Quoted passage
Monday, March 26, 2018

The Titan


DIRECTOR: Lennart Ruff  LEAD CAST: Sam Worthington, Taylor Schilling, Tom Wilkinson, Agyness Deyn  SCREENWRITER: Max Hurwitz  PRODUCER: Arash Amel, Fred Berger, Leon Clarance, Brian Kavanaugh-Jones, Ben Pugh  EDITOR: Ann-Carolin Biesenbach  MUSICAL DIRECTOR: Fil Eisler  GENRE: Sci Fi, Fantasy, Drama CINEMATOGRAPHER: Jan-Marcello Kahl  DISTRIBUTOR: Digi-Optic Films  LOCATION: Spain  RUNNING TIME: 97 minutes
Technical assessment: 3
Moral assessment: 3
CINEMA rating: V13
MTRCB rating: PG
Earth will soon become inhabitable, man will become extinct. Professor Martin Collingwood (Tom Wilkinson) leads a military experiment to create a super being that can survive the harsh conditions in Titan, a moon of the planet Saturn. The plan is to relocate humanity there to avoid extinction. Rick Janssen (Sam Worthington) volunteers to be part of the experiment, and he survives the battery of chemicals and foreign matter introduced in his body. Other volunteers are not as lucky. They become rabid, some implode, others slaughter their own family and are subsequently exterminated by the military. Rick’s wife Dr. Abigail Janssen (Taylor Schilling) finds out why: she discovers that Professor Collingwood is not just enhancing the human species, he is transforming it into some other species. Abigail attempts to extricate her husband—who by now no longer looks human—from the experiment.

Material provided
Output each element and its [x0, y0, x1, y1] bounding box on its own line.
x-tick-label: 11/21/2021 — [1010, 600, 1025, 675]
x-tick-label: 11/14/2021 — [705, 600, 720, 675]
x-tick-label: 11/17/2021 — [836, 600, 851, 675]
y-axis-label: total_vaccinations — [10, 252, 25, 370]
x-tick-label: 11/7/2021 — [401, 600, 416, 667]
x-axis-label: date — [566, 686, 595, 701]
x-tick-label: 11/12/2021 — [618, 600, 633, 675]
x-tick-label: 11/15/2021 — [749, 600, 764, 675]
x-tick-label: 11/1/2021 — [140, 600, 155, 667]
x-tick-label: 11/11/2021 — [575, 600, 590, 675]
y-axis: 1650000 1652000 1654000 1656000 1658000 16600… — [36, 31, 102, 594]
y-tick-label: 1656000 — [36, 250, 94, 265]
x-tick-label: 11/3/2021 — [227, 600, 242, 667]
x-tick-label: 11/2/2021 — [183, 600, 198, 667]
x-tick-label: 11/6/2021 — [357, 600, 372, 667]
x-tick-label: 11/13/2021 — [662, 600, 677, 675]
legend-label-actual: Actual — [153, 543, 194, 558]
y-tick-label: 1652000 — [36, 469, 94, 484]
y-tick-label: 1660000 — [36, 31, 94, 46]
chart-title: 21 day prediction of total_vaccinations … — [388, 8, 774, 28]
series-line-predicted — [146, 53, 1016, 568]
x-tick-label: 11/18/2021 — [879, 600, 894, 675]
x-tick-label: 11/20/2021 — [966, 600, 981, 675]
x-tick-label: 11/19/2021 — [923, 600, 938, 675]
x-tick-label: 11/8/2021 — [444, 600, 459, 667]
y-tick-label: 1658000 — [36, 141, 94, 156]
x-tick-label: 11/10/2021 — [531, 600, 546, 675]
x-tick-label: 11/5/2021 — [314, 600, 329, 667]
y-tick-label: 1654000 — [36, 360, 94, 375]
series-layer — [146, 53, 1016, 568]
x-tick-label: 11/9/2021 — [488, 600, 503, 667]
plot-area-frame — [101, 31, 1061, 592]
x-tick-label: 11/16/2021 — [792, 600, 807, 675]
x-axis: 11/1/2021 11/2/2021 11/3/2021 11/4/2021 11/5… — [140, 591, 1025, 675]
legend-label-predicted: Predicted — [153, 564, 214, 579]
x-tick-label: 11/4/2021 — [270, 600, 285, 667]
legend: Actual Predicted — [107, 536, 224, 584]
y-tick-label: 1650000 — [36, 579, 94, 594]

To-do list
A – In the review of The Titan, which actor plays Professor Martin Collingwood?
B – Extend the review of The Titan, picking up right after its final sentence.

Answers for this exercise
A – Tom Wilkinson

B –
The Titan is one of those movies that can hold the suspense as it shows you the gradual (read that, slow) transformation of Rick’s face and body into something other than human. It’s a combination of music, special effects, a play of lights, and a camera that understands how to guide our path of vision. The Rick here is the same Sam Worthington of James Cameron’s blockbuster Avatar. Here again, we see his human face only at the beginning, and for the rest of the movie, he is transformed into an alien. He seems to have mastered acting with prosthetic makeup because he does deliver better characterization as a half-human. As to Tom Wilkinson’s Professor Collingwood, he does not interest us enough, we don’t see the depth nor the mania of his conviction to create a super being. Agyness Deyn as the professor’s assistant puzzles us with her sudden change of allegiance, and it took us some time to figure out why she was fleeing alongside Dr. Janssen.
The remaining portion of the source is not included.